• Work to complete: Exclude the pictures and reproduce the remaining data exactly as written.

• Record list:
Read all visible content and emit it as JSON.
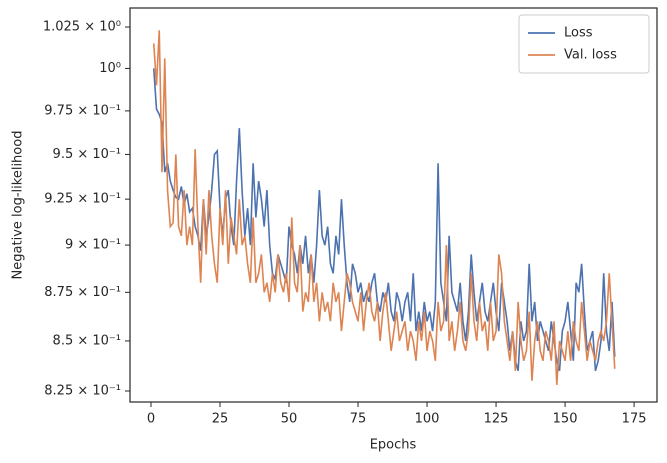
{
  "chart_data": {
    "type": "line",
    "xlabel": "Epochs",
    "ylabel": "Negative log-likelihood",
    "x": [
      1,
      2,
      3,
      4,
      5,
      6,
      7,
      8,
      9,
      10,
      11,
      12,
      13,
      14,
      15,
      16,
      17,
      18,
      19,
      20,
      21,
      22,
      23,
      24,
      25,
      26,
      27,
      28,
      29,
      30,
      31,
      32,
      33,
      34,
      35,
      36,
      37,
      38,
      39,
      40,
      41,
      42,
      43,
      44,
      45,
      46,
      47,
      48,
      49,
      50,
      51,
      52,
      53,
      54,
      55,
      56,
      57,
      58,
      59,
      60,
      61,
      62,
      63,
      64,
      65,
      66,
      67,
      68,
      69,
      70,
      71,
      72,
      73,
      74,
      75,
      76,
      77,
      78,
      79,
      80,
      81,
      82,
      83,
      84,
      85,
      86,
      87,
      88,
      89,
      90,
      91,
      92,
      93,
      94,
      95,
      96,
      97,
      98,
      99,
      100,
      101,
      102,
      103,
      104,
      105,
      106,
      107,
      108,
      109,
      110,
      111,
      112,
      113,
      114,
      115,
      116,
      117,
      118,
      119,
      120,
      121,
      122,
      123,
      124,
      125,
      126,
      127,
      128,
      129,
      130,
      131,
      132,
      133,
      134,
      135,
      136,
      137,
      138,
      139,
      140,
      141,
      142,
      143,
      144,
      145,
      146,
      147,
      148,
      149,
      150,
      151,
      152,
      153,
      154,
      155,
      156,
      157,
      158,
      159,
      160,
      161,
      162,
      163,
      164,
      165,
      166,
      167,
      168
    ],
    "series": [
      {
        "name": "Loss",
        "color": "#4c72b0",
        "values": [
          1.0,
          0.976,
          0.973,
          0.968,
          0.94,
          0.945,
          0.935,
          0.93,
          0.926,
          0.925,
          0.932,
          0.922,
          0.928,
          0.918,
          0.92,
          0.91,
          0.905,
          0.897,
          0.925,
          0.905,
          0.915,
          0.93,
          0.95,
          0.952,
          0.92,
          0.905,
          0.925,
          0.93,
          0.91,
          0.9,
          0.935,
          0.965,
          0.93,
          0.905,
          0.92,
          0.9,
          0.945,
          0.915,
          0.935,
          0.925,
          0.91,
          0.93,
          0.9,
          0.885,
          0.882,
          0.895,
          0.89,
          0.885,
          0.88,
          0.91,
          0.9,
          0.895,
          0.885,
          0.9,
          0.89,
          0.905,
          0.885,
          0.895,
          0.88,
          0.9,
          0.93,
          0.905,
          0.9,
          0.91,
          0.89,
          0.885,
          0.905,
          0.895,
          0.925,
          0.9,
          0.88,
          0.87,
          0.89,
          0.885,
          0.875,
          0.88,
          0.87,
          0.875,
          0.87,
          0.88,
          0.885,
          0.87,
          0.865,
          0.875,
          0.87,
          0.88,
          0.865,
          0.86,
          0.875,
          0.87,
          0.86,
          0.87,
          0.875,
          0.86,
          0.885,
          0.855,
          0.865,
          0.855,
          0.87,
          0.86,
          0.865,
          0.855,
          0.87,
          0.945,
          0.88,
          0.87,
          0.86,
          0.905,
          0.875,
          0.87,
          0.865,
          0.88,
          0.86,
          0.85,
          0.865,
          0.895,
          0.875,
          0.86,
          0.87,
          0.88,
          0.865,
          0.86,
          0.87,
          0.88,
          0.865,
          0.855,
          0.88,
          0.87,
          0.86,
          0.845,
          0.855,
          0.84,
          0.835,
          0.86,
          0.85,
          0.855,
          0.89,
          0.86,
          0.87,
          0.85,
          0.86,
          0.855,
          0.85,
          0.845,
          0.86,
          0.85,
          0.84,
          0.835,
          0.855,
          0.86,
          0.87,
          0.855,
          0.84,
          0.88,
          0.875,
          0.89,
          0.865,
          0.845,
          0.85,
          0.855,
          0.835,
          0.84,
          0.85,
          0.885,
          0.855,
          0.845,
          0.87,
          0.842
        ]
      },
      {
        "name": "Val. loss",
        "color": "#dd8452",
        "values": [
          1.015,
          0.99,
          1.023,
          0.94,
          1.006,
          0.93,
          0.91,
          0.912,
          0.95,
          0.91,
          0.905,
          0.93,
          0.9,
          0.91,
          0.9,
          0.953,
          0.91,
          0.88,
          0.925,
          0.895,
          0.93,
          0.905,
          0.89,
          0.88,
          0.92,
          0.9,
          0.93,
          0.89,
          0.915,
          0.905,
          0.895,
          0.925,
          0.9,
          0.905,
          0.89,
          0.88,
          0.915,
          0.88,
          0.885,
          0.895,
          0.875,
          0.88,
          0.87,
          0.885,
          0.875,
          0.895,
          0.88,
          0.875,
          0.885,
          0.87,
          0.915,
          0.88,
          0.875,
          0.9,
          0.865,
          0.875,
          0.87,
          0.895,
          0.87,
          0.88,
          0.86,
          0.875,
          0.865,
          0.87,
          0.86,
          0.88,
          0.87,
          0.875,
          0.855,
          0.87,
          0.885,
          0.88,
          0.87,
          0.865,
          0.86,
          0.875,
          0.855,
          0.87,
          0.88,
          0.865,
          0.86,
          0.87,
          0.85,
          0.865,
          0.875,
          0.86,
          0.845,
          0.855,
          0.865,
          0.85,
          0.855,
          0.86,
          0.845,
          0.855,
          0.85,
          0.84,
          0.86,
          0.85,
          0.865,
          0.845,
          0.855,
          0.85,
          0.84,
          0.87,
          0.855,
          0.86,
          0.9,
          0.85,
          0.86,
          0.845,
          0.855,
          0.87,
          0.85,
          0.845,
          0.855,
          0.885,
          0.86,
          0.85,
          0.87,
          0.855,
          0.86,
          0.845,
          0.87,
          0.85,
          0.855,
          0.895,
          0.885,
          0.86,
          0.85,
          0.84,
          0.855,
          0.835,
          0.87,
          0.85,
          0.84,
          0.845,
          0.865,
          0.83,
          0.85,
          0.86,
          0.845,
          0.84,
          0.855,
          0.85,
          0.84,
          0.86,
          0.828,
          0.85,
          0.845,
          0.84,
          0.855,
          0.84,
          0.86,
          0.85,
          0.845,
          0.87,
          0.855,
          0.84,
          0.85,
          0.845,
          0.84,
          0.85,
          0.855,
          0.85,
          0.86,
          0.885,
          0.86,
          0.836
        ]
      }
    ],
    "xlim": [
      -7.6,
      183.3
    ],
    "xticks": [
      0,
      25,
      50,
      75,
      100,
      125,
      150,
      175
    ],
    "ylim": [
      0.8196,
      1.0367
    ],
    "log_y": true,
    "yticks": [
      {
        "value": 0.825,
        "label": "8.25 × 10⁻¹"
      },
      {
        "value": 0.85,
        "label": "8.5 × 10⁻¹"
      },
      {
        "value": 0.875,
        "label": "8.75 × 10⁻¹"
      },
      {
        "value": 0.9,
        "label": "9 × 10⁻¹"
      },
      {
        "value": 0.925,
        "label": "9.25 × 10⁻¹"
      },
      {
        "value": 0.95,
        "label": "9.5 × 10⁻¹"
      },
      {
        "value": 0.975,
        "label": "9.75 × 10⁻¹"
      },
      {
        "value": 1.0,
        "label": "10⁰"
      },
      {
        "value": 1.025,
        "label": "1.025 × 10⁰"
      }
    ],
    "grid": false,
    "legend": "upper right"
  }
}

• Result for this task:
Read all visible content and emit it as JSON.
{
  "chart_data": {
    "type": "line",
    "xlabel": "Epochs",
    "ylabel": "Negative log-likelihood",
    "x": [
      1,
      2,
      3,
      4,
      5,
      6,
      7,
      8,
      9,
      10,
      11,
      12,
      13,
      14,
      15,
      16,
      17,
      18,
      19,
      20,
      21,
      22,
      23,
      24,
      25,
      26,
      27,
      28,
      29,
      30,
      31,
      32,
      33,
      34,
      35,
      36,
      37,
      38,
      39,
      40,
      41,
      42,
      43,
      44,
      45,
      46,
      47,
      48,
      49,
      50,
      51,
      52,
      53,
      54,
      55,
      56,
      57,
      58,
      59,
      60,
      61,
      62,
      63,
      64,
      65,
      66,
      67,
      68,
      69,
      70,
      71,
      72,
      73,
      74,
      75,
      76,
      77,
      78,
      79,
      80,
      81,
      82,
      83,
      84,
      85,
      86,
      87,
      88,
      89,
      90,
      91,
      92,
      93,
      94,
      95,
      96,
      97,
      98,
      99,
      100,
      101,
      102,
      103,
      104,
      105,
      106,
      107,
      108,
      109,
      110,
      111,
      112,
      113,
      114,
      115,
      116,
      117,
      118,
      119,
      120,
      121,
      122,
      123,
      124,
      125,
      126,
      127,
      128,
      129,
      130,
      131,
      132,
      133,
      134,
      135,
      136,
      137,
      138,
      139,
      140,
      141,
      142,
      143,
      144,
      145,
      146,
      147,
      148,
      149,
      150,
      151,
      152,
      153,
      154,
      155,
      156,
      157,
      158,
      159,
      160,
      161,
      162,
      163,
      164,
      165,
      166,
      167,
      168
    ],
    "series": [
      {
        "name": "Loss",
        "color": "#4c72b0",
        "values": [
          1.0,
          0.976,
          0.973,
          0.968,
          0.94,
          0.945,
          0.935,
          0.93,
          0.926,
          0.925,
          0.932,
          0.922,
          0.928,
          0.918,
          0.92,
          0.91,
          0.905,
          0.897,
          0.925,
          0.905,
          0.915,
          0.93,
          0.95,
          0.952,
          0.92,
          0.905,
          0.925,
          0.93,
          0.91,
          0.9,
          0.935,
          0.965,
          0.93,
          0.905,
          0.92,
          0.9,
          0.945,
          0.915,
          0.935,
          0.925,
          0.91,
          0.93,
          0.9,
          0.885,
          0.882,
          0.895,
          0.89,
          0.885,
          0.88,
          0.91,
          0.9,
          0.895,
          0.885,
          0.9,
          0.89,
          0.905,
          0.885,
          0.895,
          0.88,
          0.9,
          0.93,
          0.905,
          0.9,
          0.91,
          0.89,
          0.885,
          0.905,
          0.895,
          0.925,
          0.9,
          0.88,
          0.87,
          0.89,
          0.885,
          0.875,
          0.88,
          0.87,
          0.875,
          0.87,
          0.88,
          0.885,
          0.87,
          0.865,
          0.875,
          0.87,
          0.88,
          0.865,
          0.86,
          0.875,
          0.87,
          0.86,
          0.87,
          0.875,
          0.86,
          0.885,
          0.855,
          0.865,
          0.855,
          0.87,
          0.86,
          0.865,
          0.855,
          0.87,
          0.945,
          0.88,
          0.87,
          0.86,
          0.905,
          0.875,
          0.87,
          0.865,
          0.88,
          0.86,
          0.85,
          0.865,
          0.895,
          0.875,
          0.86,
          0.87,
          0.88,
          0.865,
          0.86,
          0.87,
          0.88,
          0.865,
          0.855,
          0.88,
          0.87,
          0.86,
          0.845,
          0.855,
          0.84,
          0.835,
          0.86,
          0.85,
          0.855,
          0.89,
          0.86,
          0.87,
          0.85,
          0.86,
          0.855,
          0.85,
          0.845,
          0.86,
          0.85,
          0.84,
          0.835,
          0.855,
          0.86,
          0.87,
          0.855,
          0.84,
          0.88,
          0.875,
          0.89,
          0.865,
          0.845,
          0.85,
          0.855,
          0.835,
          0.84,
          0.85,
          0.885,
          0.855,
          0.845,
          0.87,
          0.842
        ]
      },
      {
        "name": "Val. loss",
        "color": "#dd8452",
        "values": [
          1.015,
          0.99,
          1.023,
          0.94,
          1.006,
          0.93,
          0.91,
          0.912,
          0.95,
          0.91,
          0.905,
          0.93,
          0.9,
          0.91,
          0.9,
          0.953,
          0.91,
          0.88,
          0.925,
          0.895,
          0.93,
          0.905,
          0.89,
          0.88,
          0.92,
          0.9,
          0.93,
          0.89,
          0.915,
          0.905,
          0.895,
          0.925,
          0.9,
          0.905,
          0.89,
          0.88,
          0.915,
          0.88,
          0.885,
          0.895,
          0.875,
          0.88,
          0.87,
          0.885,
          0.875,
          0.895,
          0.88,
          0.875,
          0.885,
          0.87,
          0.915,
          0.88,
          0.875,
          0.9,
          0.865,
          0.875,
          0.87,
          0.895,
          0.87,
          0.88,
          0.86,
          0.875,
          0.865,
          0.87,
          0.86,
          0.88,
          0.87,
          0.875,
          0.855,
          0.87,
          0.885,
          0.88,
          0.87,
          0.865,
          0.86,
          0.875,
          0.855,
          0.87,
          0.88,
          0.865,
          0.86,
          0.87,
          0.85,
          0.865,
          0.875,
          0.86,
          0.845,
          0.855,
          0.865,
          0.85,
          0.855,
          0.86,
          0.845,
          0.855,
          0.85,
          0.84,
          0.86,
          0.85,
          0.865,
          0.845,
          0.855,
          0.85,
          0.84,
          0.87,
          0.855,
          0.86,
          0.9,
          0.85,
          0.86,
          0.845,
          0.855,
          0.87,
          0.85,
          0.845,
          0.855,
          0.885,
          0.86,
          0.85,
          0.87,
          0.855,
          0.86,
          0.845,
          0.87,
          0.85,
          0.855,
          0.895,
          0.885,
          0.86,
          0.85,
          0.84,
          0.855,
          0.835,
          0.87,
          0.85,
          0.84,
          0.845,
          0.865,
          0.83,
          0.85,
          0.86,
          0.845,
          0.84,
          0.855,
          0.85,
          0.84,
          0.86,
          0.828,
          0.85,
          0.845,
          0.84,
          0.855,
          0.84,
          0.86,
          0.85,
          0.845,
          0.87,
          0.855,
          0.84,
          0.85,
          0.845,
          0.84,
          0.85,
          0.855,
          0.85,
          0.86,
          0.885,
          0.86,
          0.836
        ]
      }
    ],
    "xlim": [
      -7.6,
      183.3
    ],
    "xticks": [
      0,
      25,
      50,
      75,
      100,
      125,
      150,
      175
    ],
    "ylim": [
      0.8196,
      1.0367
    ],
    "log_y": true,
    "yticks": [
      {
        "value": 0.825,
        "label": "8.25 × 10⁻¹"
      },
      {
        "value": 0.85,
        "label": "8.5 × 10⁻¹"
      },
      {
        "value": 0.875,
        "label": "8.75 × 10⁻¹"
      },
      {
        "value": 0.9,
        "label": "9 × 10⁻¹"
      },
      {
        "value": 0.925,
        "label": "9.25 × 10⁻¹"
      },
      {
        "value": 0.95,
        "label": "9.5 × 10⁻¹"
      },
      {
        "value": 0.975,
        "label": "9.75 × 10⁻¹"
      },
      {
        "value": 1.0,
        "label": "10⁰"
      },
      {
        "value": 1.025,
        "label": "1.025 × 10⁰"
      }
    ],
    "grid": false,
    "legend": "upper right"
  }
}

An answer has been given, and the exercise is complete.